→ **PROBLEM DESCRIPTION**: For the entries that follow, state how many lines include the word "your", giving the number and nothing else.

→ **DATA ENTRIES**:
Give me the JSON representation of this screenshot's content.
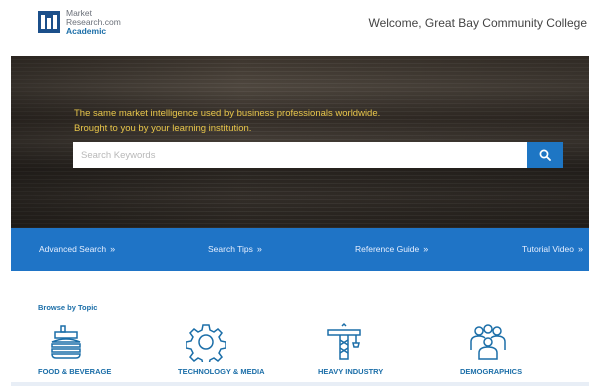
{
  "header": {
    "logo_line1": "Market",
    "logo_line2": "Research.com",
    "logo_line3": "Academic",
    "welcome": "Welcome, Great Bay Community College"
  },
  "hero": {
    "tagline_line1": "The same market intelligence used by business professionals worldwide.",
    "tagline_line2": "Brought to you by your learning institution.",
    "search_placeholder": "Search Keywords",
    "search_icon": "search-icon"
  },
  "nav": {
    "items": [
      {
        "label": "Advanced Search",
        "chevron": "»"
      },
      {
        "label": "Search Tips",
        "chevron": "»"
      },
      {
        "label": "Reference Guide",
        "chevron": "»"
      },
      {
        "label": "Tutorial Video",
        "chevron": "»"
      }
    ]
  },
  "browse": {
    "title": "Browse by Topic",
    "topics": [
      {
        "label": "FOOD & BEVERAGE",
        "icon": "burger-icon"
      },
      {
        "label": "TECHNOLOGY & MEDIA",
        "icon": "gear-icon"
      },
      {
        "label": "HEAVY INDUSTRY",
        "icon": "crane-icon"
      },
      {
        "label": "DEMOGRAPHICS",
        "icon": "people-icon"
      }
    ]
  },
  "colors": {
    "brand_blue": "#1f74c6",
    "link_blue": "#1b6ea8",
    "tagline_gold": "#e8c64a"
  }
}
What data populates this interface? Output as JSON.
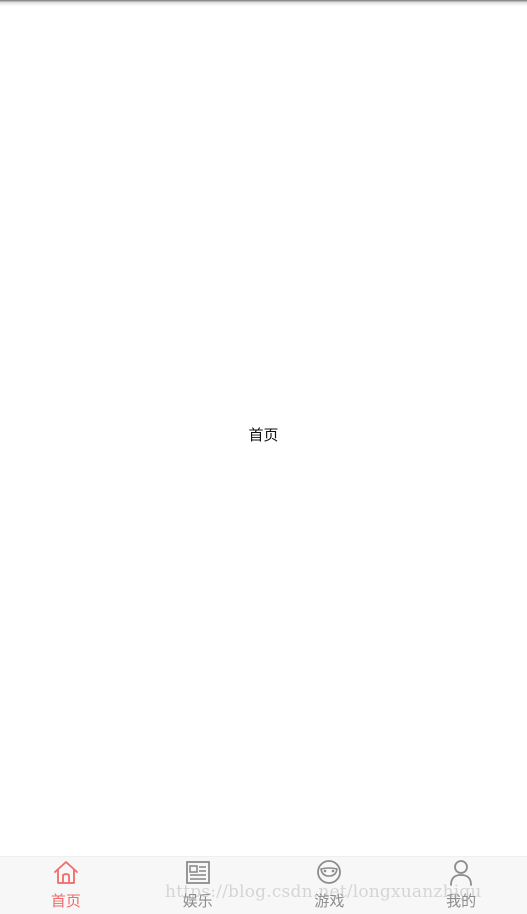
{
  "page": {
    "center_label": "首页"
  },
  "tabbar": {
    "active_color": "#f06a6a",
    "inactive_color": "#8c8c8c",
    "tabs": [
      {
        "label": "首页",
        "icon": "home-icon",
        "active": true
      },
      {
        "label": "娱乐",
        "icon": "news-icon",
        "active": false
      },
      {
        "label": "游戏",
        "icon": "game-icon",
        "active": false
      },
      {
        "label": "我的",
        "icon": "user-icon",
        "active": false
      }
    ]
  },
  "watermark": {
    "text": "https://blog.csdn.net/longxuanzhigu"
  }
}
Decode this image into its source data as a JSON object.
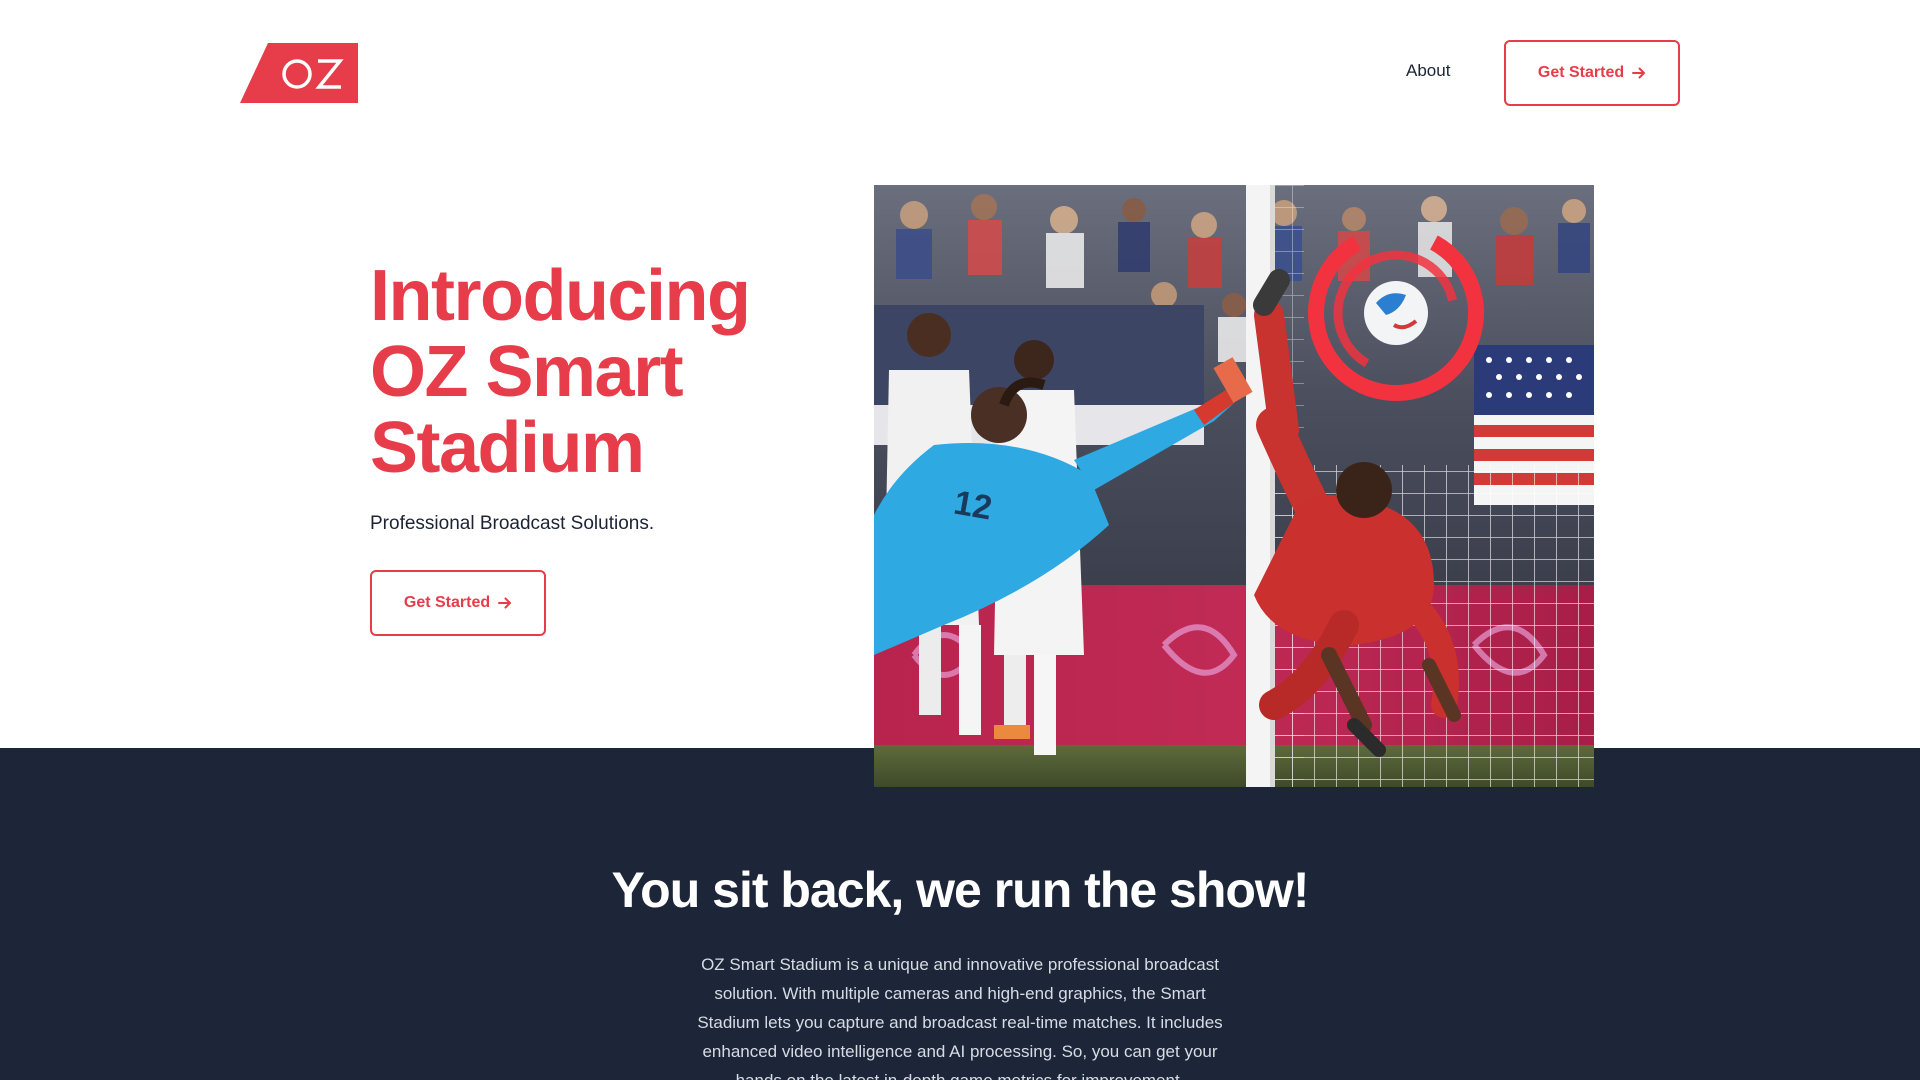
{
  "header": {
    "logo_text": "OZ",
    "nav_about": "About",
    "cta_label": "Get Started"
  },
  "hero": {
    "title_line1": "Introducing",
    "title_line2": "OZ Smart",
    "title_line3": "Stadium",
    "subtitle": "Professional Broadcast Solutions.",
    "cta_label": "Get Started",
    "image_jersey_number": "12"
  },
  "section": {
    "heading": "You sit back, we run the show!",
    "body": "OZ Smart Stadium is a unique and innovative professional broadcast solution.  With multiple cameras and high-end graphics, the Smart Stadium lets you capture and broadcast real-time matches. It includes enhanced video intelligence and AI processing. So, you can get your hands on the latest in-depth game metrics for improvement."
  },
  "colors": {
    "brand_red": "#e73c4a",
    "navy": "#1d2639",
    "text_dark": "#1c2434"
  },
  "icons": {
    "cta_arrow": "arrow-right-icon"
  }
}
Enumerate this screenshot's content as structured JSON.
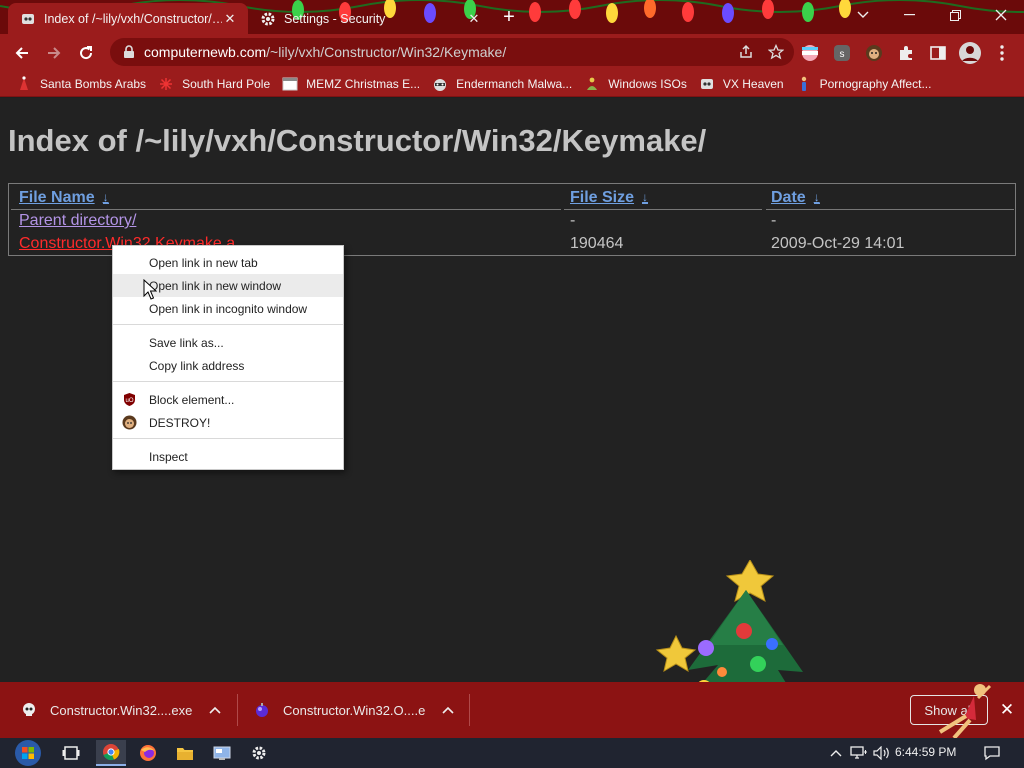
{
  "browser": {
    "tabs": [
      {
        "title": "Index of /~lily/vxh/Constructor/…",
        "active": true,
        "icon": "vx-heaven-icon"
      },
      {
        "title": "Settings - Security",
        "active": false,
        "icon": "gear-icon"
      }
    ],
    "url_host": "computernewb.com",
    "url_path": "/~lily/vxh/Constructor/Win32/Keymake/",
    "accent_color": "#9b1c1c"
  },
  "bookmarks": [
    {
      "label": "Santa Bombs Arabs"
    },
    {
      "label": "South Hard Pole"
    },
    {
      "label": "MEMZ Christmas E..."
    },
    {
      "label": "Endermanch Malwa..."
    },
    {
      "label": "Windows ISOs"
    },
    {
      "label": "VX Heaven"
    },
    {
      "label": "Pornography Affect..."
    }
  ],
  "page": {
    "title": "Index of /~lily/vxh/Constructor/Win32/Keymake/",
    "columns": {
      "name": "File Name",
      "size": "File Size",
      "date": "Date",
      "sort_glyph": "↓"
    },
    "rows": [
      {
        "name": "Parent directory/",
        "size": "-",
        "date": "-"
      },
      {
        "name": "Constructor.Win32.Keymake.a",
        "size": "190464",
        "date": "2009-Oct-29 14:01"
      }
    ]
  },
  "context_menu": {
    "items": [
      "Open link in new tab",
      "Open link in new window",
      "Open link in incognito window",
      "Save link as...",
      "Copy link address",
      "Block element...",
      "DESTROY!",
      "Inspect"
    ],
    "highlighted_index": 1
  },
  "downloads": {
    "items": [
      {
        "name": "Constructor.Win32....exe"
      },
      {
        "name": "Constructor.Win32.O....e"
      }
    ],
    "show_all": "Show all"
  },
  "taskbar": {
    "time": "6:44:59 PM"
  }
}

→ **WRITTEN REPLY**: 2